((
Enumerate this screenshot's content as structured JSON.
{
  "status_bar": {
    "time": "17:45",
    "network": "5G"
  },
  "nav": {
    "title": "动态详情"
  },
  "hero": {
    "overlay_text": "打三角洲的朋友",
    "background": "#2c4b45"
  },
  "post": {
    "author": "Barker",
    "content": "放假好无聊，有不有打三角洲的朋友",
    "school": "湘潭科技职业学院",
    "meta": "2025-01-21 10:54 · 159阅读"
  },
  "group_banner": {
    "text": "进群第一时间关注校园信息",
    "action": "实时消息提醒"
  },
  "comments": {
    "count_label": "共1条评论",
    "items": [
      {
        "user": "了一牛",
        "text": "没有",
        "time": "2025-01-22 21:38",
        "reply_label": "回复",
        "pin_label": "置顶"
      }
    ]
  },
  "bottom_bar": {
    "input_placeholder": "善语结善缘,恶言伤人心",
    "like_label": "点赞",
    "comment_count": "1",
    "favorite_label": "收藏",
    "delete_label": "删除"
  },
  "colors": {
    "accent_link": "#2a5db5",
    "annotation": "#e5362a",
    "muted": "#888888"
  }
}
))
Task requirements
Locate all lines in the listing above with the word "content" and copy them.

Exercise answer
Enumerate this screenshot's content as structured JSON.
    "content": "放假好无聊，有不有打三角洲的朋友",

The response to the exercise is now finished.